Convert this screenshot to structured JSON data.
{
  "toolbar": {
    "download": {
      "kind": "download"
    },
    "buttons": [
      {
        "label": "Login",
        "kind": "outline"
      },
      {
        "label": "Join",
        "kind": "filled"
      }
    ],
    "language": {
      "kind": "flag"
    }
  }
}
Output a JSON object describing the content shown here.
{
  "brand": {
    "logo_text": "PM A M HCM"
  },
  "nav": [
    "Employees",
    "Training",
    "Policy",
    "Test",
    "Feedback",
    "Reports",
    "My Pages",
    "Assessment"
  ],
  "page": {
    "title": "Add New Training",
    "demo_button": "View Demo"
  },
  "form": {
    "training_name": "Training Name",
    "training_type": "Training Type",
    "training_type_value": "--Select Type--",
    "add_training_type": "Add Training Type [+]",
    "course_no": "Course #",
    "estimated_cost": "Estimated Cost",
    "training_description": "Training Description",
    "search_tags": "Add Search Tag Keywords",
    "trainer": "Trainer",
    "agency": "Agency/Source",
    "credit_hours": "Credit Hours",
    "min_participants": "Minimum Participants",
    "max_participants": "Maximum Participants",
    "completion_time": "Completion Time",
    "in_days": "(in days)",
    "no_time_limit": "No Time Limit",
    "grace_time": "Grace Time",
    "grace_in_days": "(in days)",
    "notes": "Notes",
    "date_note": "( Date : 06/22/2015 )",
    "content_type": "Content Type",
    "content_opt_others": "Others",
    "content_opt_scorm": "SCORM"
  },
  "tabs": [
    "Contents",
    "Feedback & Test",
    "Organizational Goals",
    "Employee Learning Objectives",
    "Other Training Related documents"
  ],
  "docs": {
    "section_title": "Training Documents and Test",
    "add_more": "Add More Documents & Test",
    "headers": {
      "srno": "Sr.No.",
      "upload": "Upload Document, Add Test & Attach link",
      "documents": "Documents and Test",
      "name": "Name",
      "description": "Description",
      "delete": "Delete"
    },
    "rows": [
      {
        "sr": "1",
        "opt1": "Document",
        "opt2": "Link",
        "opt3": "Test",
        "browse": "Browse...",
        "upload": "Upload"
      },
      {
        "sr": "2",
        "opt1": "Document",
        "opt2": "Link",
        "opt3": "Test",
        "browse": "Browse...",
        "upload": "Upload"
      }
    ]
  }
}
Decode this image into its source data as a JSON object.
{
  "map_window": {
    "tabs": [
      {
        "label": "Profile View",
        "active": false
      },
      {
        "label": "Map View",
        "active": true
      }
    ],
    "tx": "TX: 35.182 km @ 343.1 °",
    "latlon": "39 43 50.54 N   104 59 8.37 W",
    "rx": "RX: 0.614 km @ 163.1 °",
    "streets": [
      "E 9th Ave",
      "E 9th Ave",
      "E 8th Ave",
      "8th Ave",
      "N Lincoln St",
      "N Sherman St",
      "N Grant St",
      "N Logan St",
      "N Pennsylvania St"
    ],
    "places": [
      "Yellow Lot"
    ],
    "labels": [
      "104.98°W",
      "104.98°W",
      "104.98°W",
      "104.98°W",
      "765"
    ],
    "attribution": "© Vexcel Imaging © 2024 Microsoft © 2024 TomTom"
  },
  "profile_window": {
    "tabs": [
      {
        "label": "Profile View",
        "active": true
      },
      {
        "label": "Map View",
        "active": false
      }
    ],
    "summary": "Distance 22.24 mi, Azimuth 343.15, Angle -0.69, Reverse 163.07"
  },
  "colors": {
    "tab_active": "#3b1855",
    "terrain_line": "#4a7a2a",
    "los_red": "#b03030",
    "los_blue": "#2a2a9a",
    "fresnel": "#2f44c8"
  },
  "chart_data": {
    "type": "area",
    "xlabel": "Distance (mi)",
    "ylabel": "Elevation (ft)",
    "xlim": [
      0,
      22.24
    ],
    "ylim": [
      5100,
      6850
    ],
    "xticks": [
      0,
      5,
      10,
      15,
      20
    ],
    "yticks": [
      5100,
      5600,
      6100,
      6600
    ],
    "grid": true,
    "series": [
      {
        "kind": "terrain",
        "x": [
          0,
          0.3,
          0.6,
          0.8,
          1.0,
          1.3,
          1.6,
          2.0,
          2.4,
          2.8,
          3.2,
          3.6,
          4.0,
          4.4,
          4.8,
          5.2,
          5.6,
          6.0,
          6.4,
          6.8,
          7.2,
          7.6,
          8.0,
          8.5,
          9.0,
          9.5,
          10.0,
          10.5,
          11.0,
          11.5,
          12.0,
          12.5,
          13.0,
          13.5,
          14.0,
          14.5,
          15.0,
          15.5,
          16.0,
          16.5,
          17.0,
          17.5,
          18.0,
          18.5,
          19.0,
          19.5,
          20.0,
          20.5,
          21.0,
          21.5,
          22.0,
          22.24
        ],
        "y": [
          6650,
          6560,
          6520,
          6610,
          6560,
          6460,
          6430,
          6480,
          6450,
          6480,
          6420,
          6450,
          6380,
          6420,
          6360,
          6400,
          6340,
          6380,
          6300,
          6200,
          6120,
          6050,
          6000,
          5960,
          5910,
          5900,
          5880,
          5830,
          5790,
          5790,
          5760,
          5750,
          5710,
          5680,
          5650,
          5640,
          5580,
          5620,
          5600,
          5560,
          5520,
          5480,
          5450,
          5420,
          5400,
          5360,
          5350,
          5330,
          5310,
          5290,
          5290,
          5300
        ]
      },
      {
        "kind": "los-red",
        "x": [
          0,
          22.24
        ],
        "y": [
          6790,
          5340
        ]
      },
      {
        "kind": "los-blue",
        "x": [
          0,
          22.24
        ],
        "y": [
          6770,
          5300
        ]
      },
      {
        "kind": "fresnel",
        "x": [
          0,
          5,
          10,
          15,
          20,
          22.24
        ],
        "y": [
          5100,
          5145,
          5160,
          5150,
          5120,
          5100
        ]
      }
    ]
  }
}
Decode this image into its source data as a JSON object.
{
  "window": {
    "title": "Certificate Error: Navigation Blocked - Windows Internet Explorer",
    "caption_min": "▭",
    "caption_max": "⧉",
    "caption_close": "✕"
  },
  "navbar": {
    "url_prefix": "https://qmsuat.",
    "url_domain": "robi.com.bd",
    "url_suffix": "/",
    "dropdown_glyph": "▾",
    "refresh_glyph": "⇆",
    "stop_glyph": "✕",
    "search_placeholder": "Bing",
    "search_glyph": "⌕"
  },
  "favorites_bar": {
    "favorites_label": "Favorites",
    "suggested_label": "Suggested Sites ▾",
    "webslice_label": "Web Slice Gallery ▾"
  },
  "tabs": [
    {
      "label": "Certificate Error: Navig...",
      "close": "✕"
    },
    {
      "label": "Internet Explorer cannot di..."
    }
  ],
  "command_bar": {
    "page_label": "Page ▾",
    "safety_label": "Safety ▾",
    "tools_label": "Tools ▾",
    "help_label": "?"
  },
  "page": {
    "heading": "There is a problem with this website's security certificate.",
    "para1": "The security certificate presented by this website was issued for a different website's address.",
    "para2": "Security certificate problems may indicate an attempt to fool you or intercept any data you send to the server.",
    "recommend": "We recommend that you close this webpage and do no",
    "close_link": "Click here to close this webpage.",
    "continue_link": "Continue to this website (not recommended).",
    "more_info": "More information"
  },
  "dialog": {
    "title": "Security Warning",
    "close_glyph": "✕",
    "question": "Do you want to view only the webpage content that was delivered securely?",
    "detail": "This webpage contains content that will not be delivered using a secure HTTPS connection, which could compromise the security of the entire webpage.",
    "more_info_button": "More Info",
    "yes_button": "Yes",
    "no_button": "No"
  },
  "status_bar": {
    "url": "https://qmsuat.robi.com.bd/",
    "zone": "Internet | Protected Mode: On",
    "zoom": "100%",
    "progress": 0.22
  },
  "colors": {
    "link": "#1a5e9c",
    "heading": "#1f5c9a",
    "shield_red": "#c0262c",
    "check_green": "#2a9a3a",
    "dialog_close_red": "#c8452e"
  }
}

**Prompt**
Copy each line above where the string "kind" occurs.

**Task result**
      "kind": "download"
        "kind": "outline"
        "kind": "filled"
      "kind": "flag"
        "kind": "terrain",
        "kind": "los-red",
        "kind": "los-blue",
        "kind": "fresnel",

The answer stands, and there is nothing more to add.